REQUIREMENT: Report every line of the data below that contains the string "Wind", copying each line in full. Case counts.

RECORDED INFORMATION:
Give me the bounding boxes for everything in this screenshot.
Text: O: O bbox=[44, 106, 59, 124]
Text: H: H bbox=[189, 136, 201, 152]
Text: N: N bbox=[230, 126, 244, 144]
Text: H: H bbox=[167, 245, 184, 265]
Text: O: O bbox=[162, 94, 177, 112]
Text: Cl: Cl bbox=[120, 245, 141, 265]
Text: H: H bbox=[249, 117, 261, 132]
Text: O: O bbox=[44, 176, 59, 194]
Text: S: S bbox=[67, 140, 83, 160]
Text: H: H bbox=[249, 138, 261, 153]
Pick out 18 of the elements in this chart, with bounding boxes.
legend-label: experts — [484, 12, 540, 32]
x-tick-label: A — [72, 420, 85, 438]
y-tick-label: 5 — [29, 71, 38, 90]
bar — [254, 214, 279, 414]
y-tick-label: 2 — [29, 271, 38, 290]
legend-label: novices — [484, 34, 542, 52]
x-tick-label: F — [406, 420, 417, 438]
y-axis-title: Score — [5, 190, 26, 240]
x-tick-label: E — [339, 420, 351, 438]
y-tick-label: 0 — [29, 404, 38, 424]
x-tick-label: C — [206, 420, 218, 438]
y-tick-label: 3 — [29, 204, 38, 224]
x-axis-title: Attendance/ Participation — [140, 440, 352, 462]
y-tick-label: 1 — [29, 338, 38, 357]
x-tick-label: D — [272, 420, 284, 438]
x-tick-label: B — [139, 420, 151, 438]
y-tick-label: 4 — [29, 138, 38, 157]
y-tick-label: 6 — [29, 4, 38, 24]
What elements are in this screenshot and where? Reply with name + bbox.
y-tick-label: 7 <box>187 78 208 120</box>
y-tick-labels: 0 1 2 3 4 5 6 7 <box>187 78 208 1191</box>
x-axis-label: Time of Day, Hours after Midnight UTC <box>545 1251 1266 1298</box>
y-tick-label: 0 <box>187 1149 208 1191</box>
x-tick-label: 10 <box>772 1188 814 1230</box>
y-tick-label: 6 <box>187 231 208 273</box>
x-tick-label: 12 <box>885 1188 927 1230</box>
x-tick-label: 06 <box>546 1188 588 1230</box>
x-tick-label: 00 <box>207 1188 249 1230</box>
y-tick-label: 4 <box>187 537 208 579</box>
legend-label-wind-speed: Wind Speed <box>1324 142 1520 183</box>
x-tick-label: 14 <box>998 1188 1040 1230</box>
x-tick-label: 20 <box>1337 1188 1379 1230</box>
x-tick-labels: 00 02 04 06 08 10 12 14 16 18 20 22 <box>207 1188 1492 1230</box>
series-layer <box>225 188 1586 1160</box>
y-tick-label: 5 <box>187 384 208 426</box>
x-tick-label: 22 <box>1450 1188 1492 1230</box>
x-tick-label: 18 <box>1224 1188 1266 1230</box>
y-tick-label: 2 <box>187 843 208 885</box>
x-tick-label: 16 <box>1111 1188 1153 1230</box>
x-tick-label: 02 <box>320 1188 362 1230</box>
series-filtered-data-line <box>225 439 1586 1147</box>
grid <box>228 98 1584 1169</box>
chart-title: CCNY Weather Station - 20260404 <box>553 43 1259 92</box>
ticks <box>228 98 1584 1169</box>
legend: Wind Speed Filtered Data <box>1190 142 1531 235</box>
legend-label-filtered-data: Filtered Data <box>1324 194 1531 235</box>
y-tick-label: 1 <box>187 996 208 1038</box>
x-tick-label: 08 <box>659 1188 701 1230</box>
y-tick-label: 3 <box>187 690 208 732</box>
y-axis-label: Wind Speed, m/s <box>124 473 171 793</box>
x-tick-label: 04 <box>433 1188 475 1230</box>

CORRECT RESPONSE:
legend-label-wind-speed: Wind Speed <box>1324 142 1520 183</box>
legend: Wind Speed Filtered Data <box>1190 142 1531 235</box>
y-axis-label: Wind Speed, m/s <box>124 473 171 793</box>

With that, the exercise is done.